-- Begin STORED ROWS --

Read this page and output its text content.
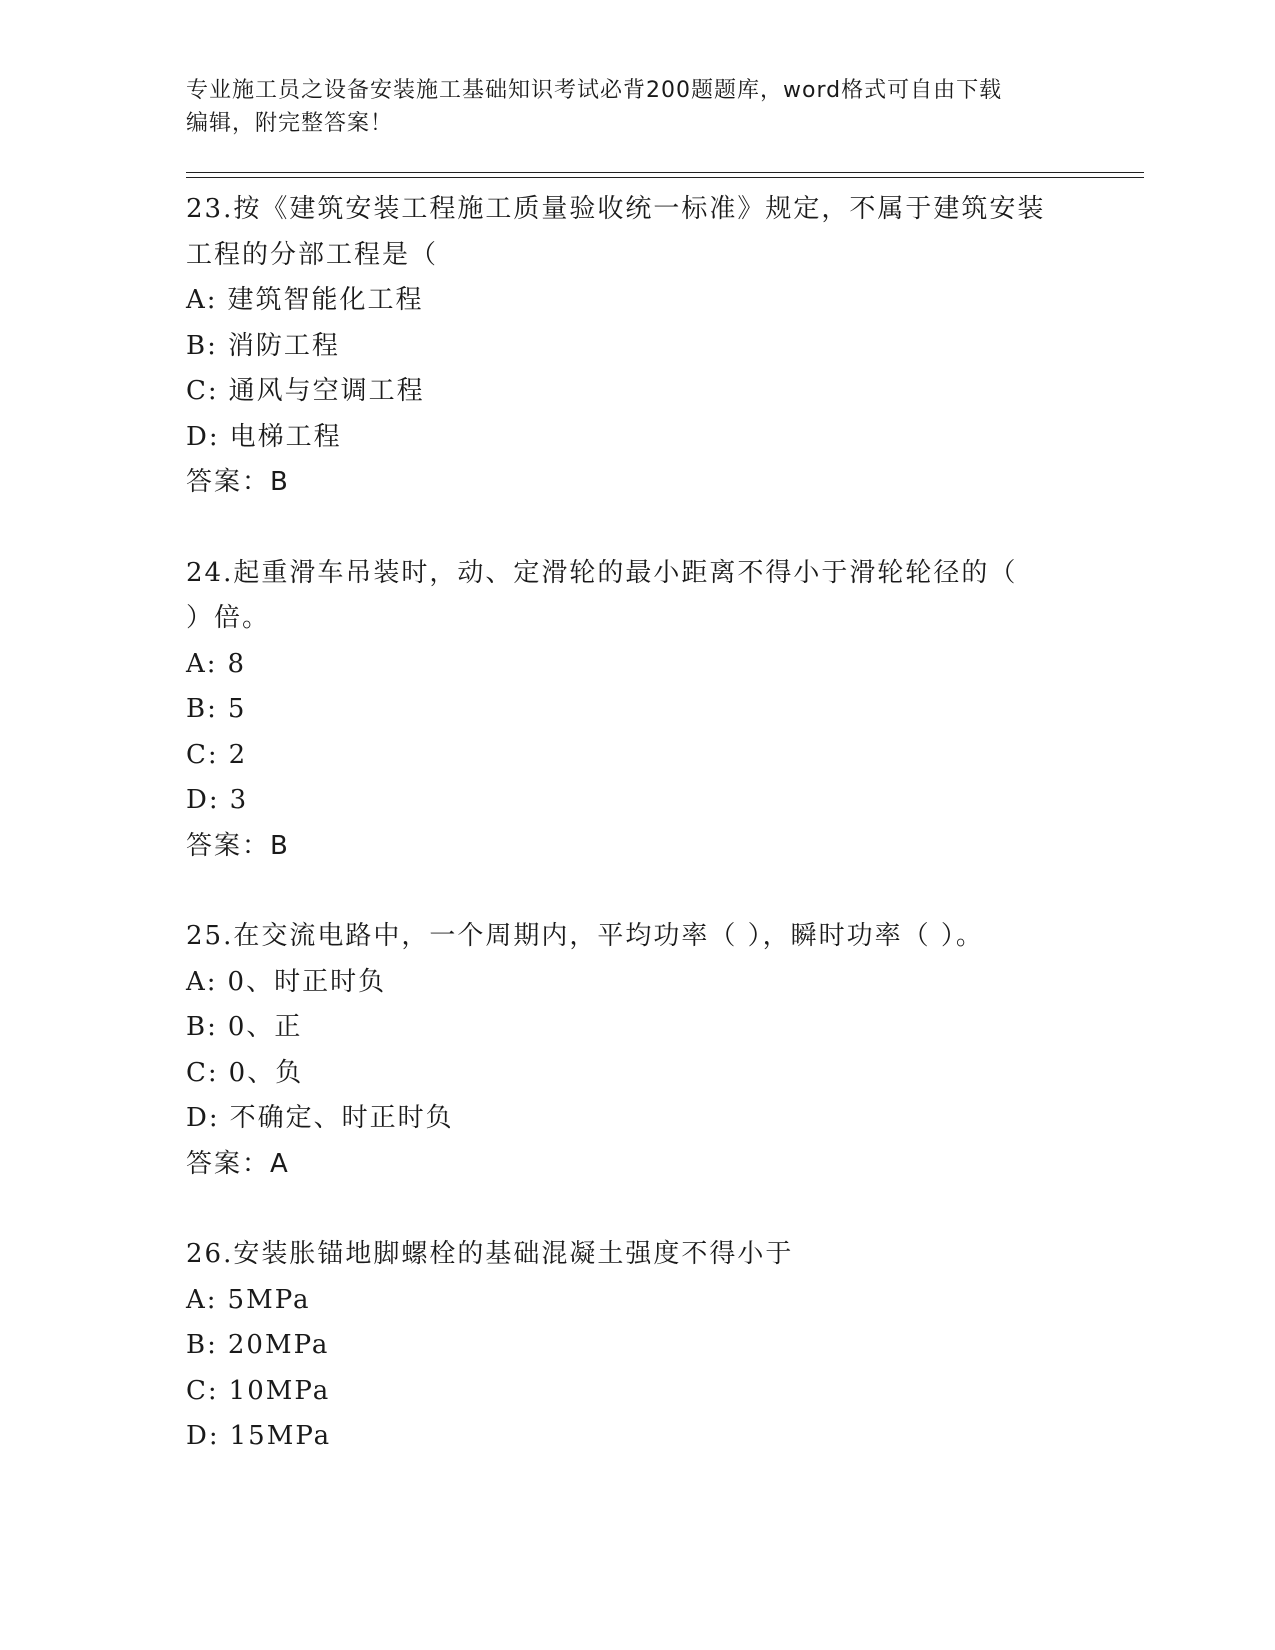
专业施工员之设备安装施工基础知识考试必背200题题库，word格式可自由下载
编辑，附完整答案！
23.按《建筑安装工程施工质量验收统一标准》规定，不属于建筑安装
工程的分部工程是（
A: 建筑智能化工程
B: 消防工程
C: 通风与空调工程
D: 电梯工程
答案：B
24.起重滑车吊装时，动、定滑轮的最小距离不得小于滑轮轮径的（
）倍。
A: 8
B: 5
C: 2
D: 3
答案：B
25.在交流电路中，一个周期内，平均功率（ ），瞬时功率（ ）。
A: 0、时正时负
B: 0、正
C: 0、负
D: 不确定、时正时负
答案：A
26.安装胀锚地脚螺栓的基础混凝土强度不得小于
A: 5MPa
B: 20MPa
C: 10MPa
D: 15MPa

-- End STORED ROWS --

* WHAT IS NEEDED:
Transcribe each entry above exactly, apart from the pictures.

* RESULT OF THE EXERCISE:
Read this page and output its text content.
专业施工员之设备安装施工基础知识考试必背200题题库，word格式可自由下载
编辑，附完整答案！
23.按《建筑安装工程施工质量验收统一标准》规定，不属于建筑安装
工程的分部工程是（
A: 建筑智能化工程
B: 消防工程
C: 通风与空调工程
D: 电梯工程
答案：B
24.起重滑车吊装时，动、定滑轮的最小距离不得小于滑轮轮径的（
）倍。
A: 8
B: 5
C: 2
D: 3
答案：B
25.在交流电路中，一个周期内，平均功率（ ），瞬时功率（ ）。
A: 0、时正时负
B: 0、正
C: 0、负
D: 不确定、时正时负
答案：A
26.安装胀锚地脚螺栓的基础混凝土强度不得小于
A: 5MPa
B: 20MPa
C: 10MPa
D: 15MPa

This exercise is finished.